→ **Task input**:
____

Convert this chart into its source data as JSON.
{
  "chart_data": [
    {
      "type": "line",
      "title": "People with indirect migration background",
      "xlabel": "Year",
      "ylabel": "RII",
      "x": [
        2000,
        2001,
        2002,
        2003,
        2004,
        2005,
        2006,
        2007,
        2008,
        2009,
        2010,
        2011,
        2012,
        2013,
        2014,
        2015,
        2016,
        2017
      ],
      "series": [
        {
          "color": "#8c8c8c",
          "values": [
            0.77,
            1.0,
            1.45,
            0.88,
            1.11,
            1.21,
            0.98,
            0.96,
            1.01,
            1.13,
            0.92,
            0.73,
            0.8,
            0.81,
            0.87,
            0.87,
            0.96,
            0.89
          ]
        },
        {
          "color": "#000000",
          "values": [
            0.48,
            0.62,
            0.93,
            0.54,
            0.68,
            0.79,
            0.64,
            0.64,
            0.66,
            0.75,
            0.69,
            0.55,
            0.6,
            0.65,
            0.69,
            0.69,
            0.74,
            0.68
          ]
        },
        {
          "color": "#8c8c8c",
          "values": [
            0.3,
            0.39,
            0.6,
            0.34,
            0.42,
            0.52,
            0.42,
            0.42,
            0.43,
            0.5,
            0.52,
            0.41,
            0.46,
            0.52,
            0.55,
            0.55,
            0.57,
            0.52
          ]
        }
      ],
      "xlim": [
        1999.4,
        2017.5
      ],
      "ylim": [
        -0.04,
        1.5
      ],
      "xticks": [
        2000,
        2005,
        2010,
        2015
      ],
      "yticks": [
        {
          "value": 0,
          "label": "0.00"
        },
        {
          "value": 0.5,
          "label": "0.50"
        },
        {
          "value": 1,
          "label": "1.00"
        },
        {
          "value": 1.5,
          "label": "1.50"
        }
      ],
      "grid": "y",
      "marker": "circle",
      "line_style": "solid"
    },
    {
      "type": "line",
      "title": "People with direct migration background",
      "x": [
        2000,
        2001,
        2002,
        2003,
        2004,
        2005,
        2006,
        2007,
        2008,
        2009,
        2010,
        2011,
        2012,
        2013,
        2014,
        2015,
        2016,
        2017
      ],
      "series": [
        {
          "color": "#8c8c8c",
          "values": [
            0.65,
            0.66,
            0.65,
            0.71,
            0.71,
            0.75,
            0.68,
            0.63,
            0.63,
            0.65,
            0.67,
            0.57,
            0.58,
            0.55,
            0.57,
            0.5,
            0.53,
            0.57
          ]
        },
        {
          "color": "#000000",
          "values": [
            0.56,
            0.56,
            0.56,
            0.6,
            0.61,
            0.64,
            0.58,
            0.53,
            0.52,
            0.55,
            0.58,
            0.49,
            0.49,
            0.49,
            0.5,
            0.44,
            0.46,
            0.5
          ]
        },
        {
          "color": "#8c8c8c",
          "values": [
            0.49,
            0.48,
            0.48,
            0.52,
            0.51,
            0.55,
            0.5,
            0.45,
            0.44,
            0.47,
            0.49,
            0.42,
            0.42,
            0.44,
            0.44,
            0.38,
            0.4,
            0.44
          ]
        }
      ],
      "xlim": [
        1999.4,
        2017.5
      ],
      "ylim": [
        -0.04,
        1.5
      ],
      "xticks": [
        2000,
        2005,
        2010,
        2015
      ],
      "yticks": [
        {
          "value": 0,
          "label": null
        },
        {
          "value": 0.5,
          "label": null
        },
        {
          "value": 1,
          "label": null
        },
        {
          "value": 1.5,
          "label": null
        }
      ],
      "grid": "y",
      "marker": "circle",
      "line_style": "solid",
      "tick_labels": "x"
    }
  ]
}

____

→ **Task brief**: Reproduce the material in full, with no word added or dropped.

→ **Task response**:
Convert this chart into its source data as JSON.
{
  "chart_data": [
    {
      "type": "line",
      "title": "People with indirect migration background",
      "xlabel": "Year",
      "ylabel": "RII",
      "x": [
        2000,
        2001,
        2002,
        2003,
        2004,
        2005,
        2006,
        2007,
        2008,
        2009,
        2010,
        2011,
        2012,
        2013,
        2014,
        2015,
        2016,
        2017
      ],
      "series": [
        {
          "color": "#8c8c8c",
          "values": [
            0.77,
            1.0,
            1.45,
            0.88,
            1.11,
            1.21,
            0.98,
            0.96,
            1.01,
            1.13,
            0.92,
            0.73,
            0.8,
            0.81,
            0.87,
            0.87,
            0.96,
            0.89
          ]
        },
        {
          "color": "#000000",
          "values": [
            0.48,
            0.62,
            0.93,
            0.54,
            0.68,
            0.79,
            0.64,
            0.64,
            0.66,
            0.75,
            0.69,
            0.55,
            0.6,
            0.65,
            0.69,
            0.69,
            0.74,
            0.68
          ]
        },
        {
          "color": "#8c8c8c",
          "values": [
            0.3,
            0.39,
            0.6,
            0.34,
            0.42,
            0.52,
            0.42,
            0.42,
            0.43,
            0.5,
            0.52,
            0.41,
            0.46,
            0.52,
            0.55,
            0.55,
            0.57,
            0.52
          ]
        }
      ],
      "xlim": [
        1999.4,
        2017.5
      ],
      "ylim": [
        -0.04,
        1.5
      ],
      "xticks": [
        2000,
        2005,
        2010,
        2015
      ],
      "yticks": [
        {
          "value": 0,
          "label": "0.00"
        },
        {
          "value": 0.5,
          "label": "0.50"
        },
        {
          "value": 1,
          "label": "1.00"
        },
        {
          "value": 1.5,
          "label": "1.50"
        }
      ],
      "grid": "y",
      "marker": "circle",
      "line_style": "solid"
    },
    {
      "type": "line",
      "title": "People with direct migration background",
      "x": [
        2000,
        2001,
        2002,
        2003,
        2004,
        2005,
        2006,
        2007,
        2008,
        2009,
        2010,
        2011,
        2012,
        2013,
        2014,
        2015,
        2016,
        2017
      ],
      "series": [
        {
          "color": "#8c8c8c",
          "values": [
            0.65,
            0.66,
            0.65,
            0.71,
            0.71,
            0.75,
            0.68,
            0.63,
            0.63,
            0.65,
            0.67,
            0.57,
            0.58,
            0.55,
            0.57,
            0.5,
            0.53,
            0.57
          ]
        },
        {
          "color": "#000000",
          "values": [
            0.56,
            0.56,
            0.56,
            0.6,
            0.61,
            0.64,
            0.58,
            0.53,
            0.52,
            0.55,
            0.58,
            0.49,
            0.49,
            0.49,
            0.5,
            0.44,
            0.46,
            0.5
          ]
        },
        {
          "color": "#8c8c8c",
          "values": [
            0.49,
            0.48,
            0.48,
            0.52,
            0.51,
            0.55,
            0.5,
            0.45,
            0.44,
            0.47,
            0.49,
            0.42,
            0.42,
            0.44,
            0.44,
            0.38,
            0.4,
            0.44
          ]
        }
      ],
      "xlim": [
        1999.4,
        2017.5
      ],
      "ylim": [
        -0.04,
        1.5
      ],
      "xticks": [
        2000,
        2005,
        2010,
        2015
      ],
      "yticks": [
        {
          "value": 0,
          "label": null
        },
        {
          "value": 0.5,
          "label": null
        },
        {
          "value": 1,
          "label": null
        },
        {
          "value": 1.5,
          "label": null
        }
      ],
      "grid": "y",
      "marker": "circle",
      "line_style": "solid",
      "tick_labels": "x"
    }
  ]
}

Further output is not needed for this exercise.